Your task:
Copy out all the rows below word for word, omitting the pictures.

Item position entries:
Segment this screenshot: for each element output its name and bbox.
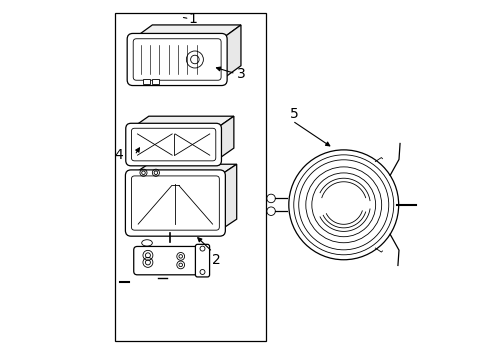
Polygon shape bbox=[221, 25, 241, 80]
FancyBboxPatch shape bbox=[133, 247, 203, 275]
Bar bbox=[152, 79, 159, 84]
FancyBboxPatch shape bbox=[125, 170, 225, 236]
Text: 5: 5 bbox=[289, 107, 298, 121]
Bar bbox=[143, 79, 149, 84]
Text: 1: 1 bbox=[188, 12, 197, 26]
Text: 3: 3 bbox=[236, 67, 245, 81]
FancyBboxPatch shape bbox=[195, 244, 209, 277]
Polygon shape bbox=[216, 116, 233, 161]
Polygon shape bbox=[133, 25, 241, 39]
Text: 4: 4 bbox=[114, 148, 123, 162]
FancyBboxPatch shape bbox=[127, 33, 226, 86]
FancyBboxPatch shape bbox=[125, 123, 221, 166]
Text: 2: 2 bbox=[211, 253, 220, 267]
Polygon shape bbox=[219, 164, 236, 230]
Polygon shape bbox=[131, 164, 236, 176]
Bar bbox=[115, 13, 265, 341]
Polygon shape bbox=[131, 116, 233, 129]
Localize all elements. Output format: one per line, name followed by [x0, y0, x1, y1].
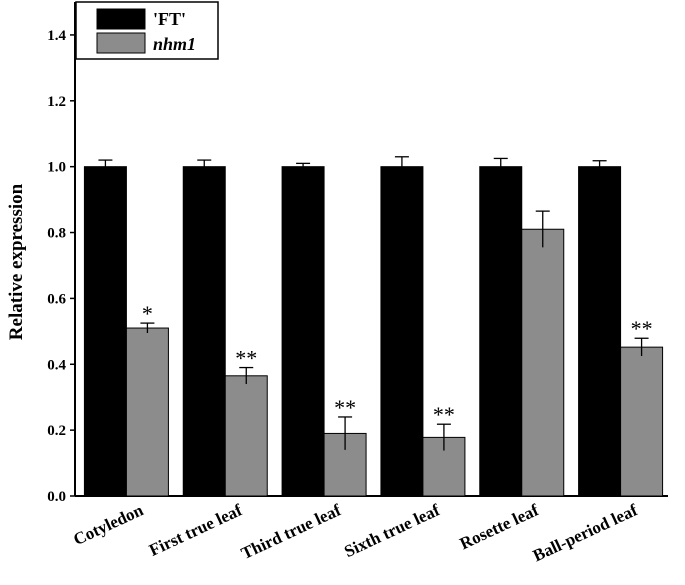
category-label: Cotyledon — [70, 500, 146, 549]
category-label: Sixth true leaf — [341, 500, 443, 561]
y-axis: 0.0 0.2 0.4 0.6 0.8 1.0 1.2 1.4 — [47, 2, 668, 505]
bar-ft — [281, 166, 325, 497]
y-tick-label: 0.4 — [47, 357, 66, 373]
category-label: Rosette leaf — [457, 500, 542, 553]
legend-swatch-ft — [96, 8, 146, 30]
y-tick-label: 0.6 — [47, 291, 66, 307]
bar-ft — [578, 166, 622, 497]
category-label: First true leaf — [146, 500, 245, 560]
significance-label: ** — [334, 395, 356, 420]
significance-label: * — [142, 301, 153, 326]
y-axis-label: Relative expression — [6, 183, 27, 340]
bar-ft — [83, 166, 127, 497]
legend-label-ft: 'FT' — [153, 9, 186, 29]
bar-nhm1 — [620, 346, 664, 497]
bar-nhm1 — [125, 327, 169, 497]
bars: ***** **** — [83, 156, 664, 497]
significance-label: ** — [631, 316, 653, 341]
y-tick-label: 1.0 — [47, 160, 66, 176]
legend: 'FT' nhm1 — [75, 1, 219, 60]
bar-nhm1 — [521, 228, 565, 497]
legend-swatch-nhm1 — [96, 32, 146, 54]
category-label: Third true leaf — [238, 500, 344, 563]
legend-label-nhm1: nhm1 — [153, 34, 196, 54]
significance-label: ** — [235, 346, 257, 371]
bar-ft — [380, 166, 424, 497]
y-tick-label: 0.0 — [47, 489, 66, 505]
bar-ft — [182, 166, 226, 497]
y-tick-label: 1.4 — [47, 28, 66, 44]
bar-nhm1 — [224, 375, 268, 497]
significance-label: ** — [433, 402, 455, 427]
y-tick-label: 1.2 — [47, 94, 66, 110]
y-tick-label: 0.8 — [47, 226, 66, 242]
bar-ft — [479, 166, 523, 497]
y-tick-label: 0.2 — [47, 423, 66, 439]
category-label: Ball-period leaf — [530, 500, 641, 565]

Answer to the problem:
Segment this screenshot: for each element output its name and bbox.
Polygon shape bbox=[221, 25, 241, 80]
FancyBboxPatch shape bbox=[133, 247, 203, 275]
Bar bbox=[152, 79, 159, 84]
FancyBboxPatch shape bbox=[125, 170, 225, 236]
Text: 5: 5 bbox=[289, 107, 298, 121]
Bar bbox=[143, 79, 149, 84]
Text: 1: 1 bbox=[188, 12, 197, 26]
Text: 3: 3 bbox=[236, 67, 245, 81]
FancyBboxPatch shape bbox=[195, 244, 209, 277]
Polygon shape bbox=[216, 116, 233, 161]
Polygon shape bbox=[133, 25, 241, 39]
Text: 4: 4 bbox=[114, 148, 123, 162]
FancyBboxPatch shape bbox=[127, 33, 226, 86]
FancyBboxPatch shape bbox=[125, 123, 221, 166]
Text: 2: 2 bbox=[211, 253, 220, 267]
Polygon shape bbox=[219, 164, 236, 230]
Polygon shape bbox=[131, 164, 236, 176]
Bar bbox=[115, 13, 265, 341]
Polygon shape bbox=[131, 116, 233, 129]
Localize all elements. Output format: one per line, name followed by [x0, y0, x1, y1].
category-label: Cotyledon — [70, 500, 146, 549]
category-label: Sixth true leaf — [341, 500, 443, 561]
y-axis: 0.0 0.2 0.4 0.6 0.8 1.0 1.2 1.4 — [47, 2, 668, 505]
bar-ft — [281, 166, 325, 497]
y-tick-label: 0.4 — [47, 357, 66, 373]
category-label: Rosette leaf — [457, 500, 542, 553]
legend-swatch-ft — [96, 8, 146, 30]
y-tick-label: 0.6 — [47, 291, 66, 307]
bar-ft — [578, 166, 622, 497]
category-label: First true leaf — [146, 500, 245, 560]
significance-label: ** — [334, 395, 356, 420]
significance-label: * — [142, 301, 153, 326]
y-axis-label: Relative expression — [6, 183, 27, 340]
bar-ft — [83, 166, 127, 497]
legend-label-ft: 'FT' — [153, 9, 186, 29]
bar-nhm1 — [620, 346, 664, 497]
bar-nhm1 — [125, 327, 169, 497]
bars: ***** **** — [83, 156, 664, 497]
significance-label: ** — [631, 316, 653, 341]
y-tick-label: 1.0 — [47, 160, 66, 176]
legend: 'FT' nhm1 — [75, 1, 219, 60]
bar-nhm1 — [521, 228, 565, 497]
legend-swatch-nhm1 — [96, 32, 146, 54]
category-label: Third true leaf — [238, 500, 344, 563]
legend-label-nhm1: nhm1 — [153, 34, 196, 54]
significance-label: ** — [235, 346, 257, 371]
bar-ft — [380, 166, 424, 497]
y-tick-label: 0.0 — [47, 489, 66, 505]
bar-ft — [182, 166, 226, 497]
y-tick-label: 1.4 — [47, 28, 66, 44]
bar-nhm1 — [224, 375, 268, 497]
significance-label: ** — [433, 402, 455, 427]
y-tick-label: 1.2 — [47, 94, 66, 110]
y-tick-label: 0.8 — [47, 226, 66, 242]
bar-ft — [479, 166, 523, 497]
y-tick-label: 0.2 — [47, 423, 66, 439]
category-label: Ball-period leaf — [530, 500, 641, 565]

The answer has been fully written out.